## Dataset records
⟨
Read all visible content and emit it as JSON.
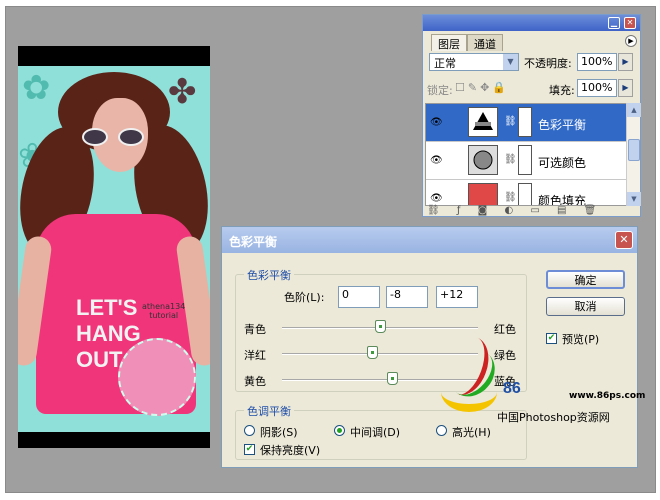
{
  "photo": {
    "shirt_text": [
      "LET'S",
      "HANG",
      "OUT"
    ],
    "watermark": "athena134\ntutorial"
  },
  "layers_panel": {
    "tabs": [
      {
        "label": "图层"
      },
      {
        "label": "通道"
      }
    ],
    "blend_mode": "正常",
    "opacity_label": "不透明度:",
    "opacity_value": "100%",
    "lock_label": "锁定:",
    "fill_label": "填充:",
    "fill_value": "100%",
    "layers": [
      {
        "name": "色彩平衡",
        "selected": true,
        "visible": true,
        "mask": "white"
      },
      {
        "name": "可选颜色",
        "selected": false,
        "visible": true,
        "mask": "white"
      },
      {
        "name": "颜色填充",
        "selected": false,
        "visible": true,
        "mask": "white",
        "fill_color": "#e04848"
      }
    ]
  },
  "dialog": {
    "title": "色彩平衡",
    "close_icon": "close-icon",
    "color_balance_group": "色彩平衡",
    "levels_label": "色阶(L):",
    "levels": [
      "0",
      "-8",
      "+12"
    ],
    "sliders": [
      {
        "left": "青色",
        "right": "红色",
        "value": 0
      },
      {
        "left": "洋红",
        "right": "绿色",
        "value": -8
      },
      {
        "left": "黄色",
        "right": "蓝色",
        "value": 12
      }
    ],
    "tone_group": "色调平衡",
    "tones": [
      {
        "label": "阴影(S)",
        "checked": false
      },
      {
        "label": "中间调(D)",
        "checked": true
      },
      {
        "label": "高光(H)",
        "checked": false
      }
    ],
    "preserve_luminosity": "保持亮度(V)",
    "preserve_checked": true,
    "ok": "确定",
    "cancel": "取消",
    "preview": "预览(P)",
    "preview_checked": true
  },
  "logo": {
    "number": "86",
    "url": "www.86ps.com",
    "site": "中国Photoshop资源网"
  },
  "colors": {
    "selection": "#3169c6",
    "dialog_bg": "#ece9d8",
    "panel_title": "#3e63c7",
    "background": "#9f9f9f"
  }
}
⟩
## EXERCISE
Reproduce all of the data exactly; the pictures do not belong in the copy.

## SOLVED PROBLEM
Read all visible content and emit it as JSON.
{
  "photo": {
    "shirt_text": [
      "LET'S",
      "HANG",
      "OUT"
    ],
    "watermark": "athena134\ntutorial"
  },
  "layers_panel": {
    "tabs": [
      {
        "label": "图层"
      },
      {
        "label": "通道"
      }
    ],
    "blend_mode": "正常",
    "opacity_label": "不透明度:",
    "opacity_value": "100%",
    "lock_label": "锁定:",
    "fill_label": "填充:",
    "fill_value": "100%",
    "layers": [
      {
        "name": "色彩平衡",
        "selected": true,
        "visible": true,
        "mask": "white"
      },
      {
        "name": "可选颜色",
        "selected": false,
        "visible": true,
        "mask": "white"
      },
      {
        "name": "颜色填充",
        "selected": false,
        "visible": true,
        "mask": "white",
        "fill_color": "#e04848"
      }
    ]
  },
  "dialog": {
    "title": "色彩平衡",
    "close_icon": "close-icon",
    "color_balance_group": "色彩平衡",
    "levels_label": "色阶(L):",
    "levels": [
      "0",
      "-8",
      "+12"
    ],
    "sliders": [
      {
        "left": "青色",
        "right": "红色",
        "value": 0
      },
      {
        "left": "洋红",
        "right": "绿色",
        "value": -8
      },
      {
        "left": "黄色",
        "right": "蓝色",
        "value": 12
      }
    ],
    "tone_group": "色调平衡",
    "tones": [
      {
        "label": "阴影(S)",
        "checked": false
      },
      {
        "label": "中间调(D)",
        "checked": true
      },
      {
        "label": "高光(H)",
        "checked": false
      }
    ],
    "preserve_luminosity": "保持亮度(V)",
    "preserve_checked": true,
    "ok": "确定",
    "cancel": "取消",
    "preview": "预览(P)",
    "preview_checked": true
  },
  "logo": {
    "number": "86",
    "url": "www.86ps.com",
    "site": "中国Photoshop资源网"
  },
  "colors": {
    "selection": "#3169c6",
    "dialog_bg": "#ece9d8",
    "panel_title": "#3e63c7",
    "background": "#9f9f9f"
  }
}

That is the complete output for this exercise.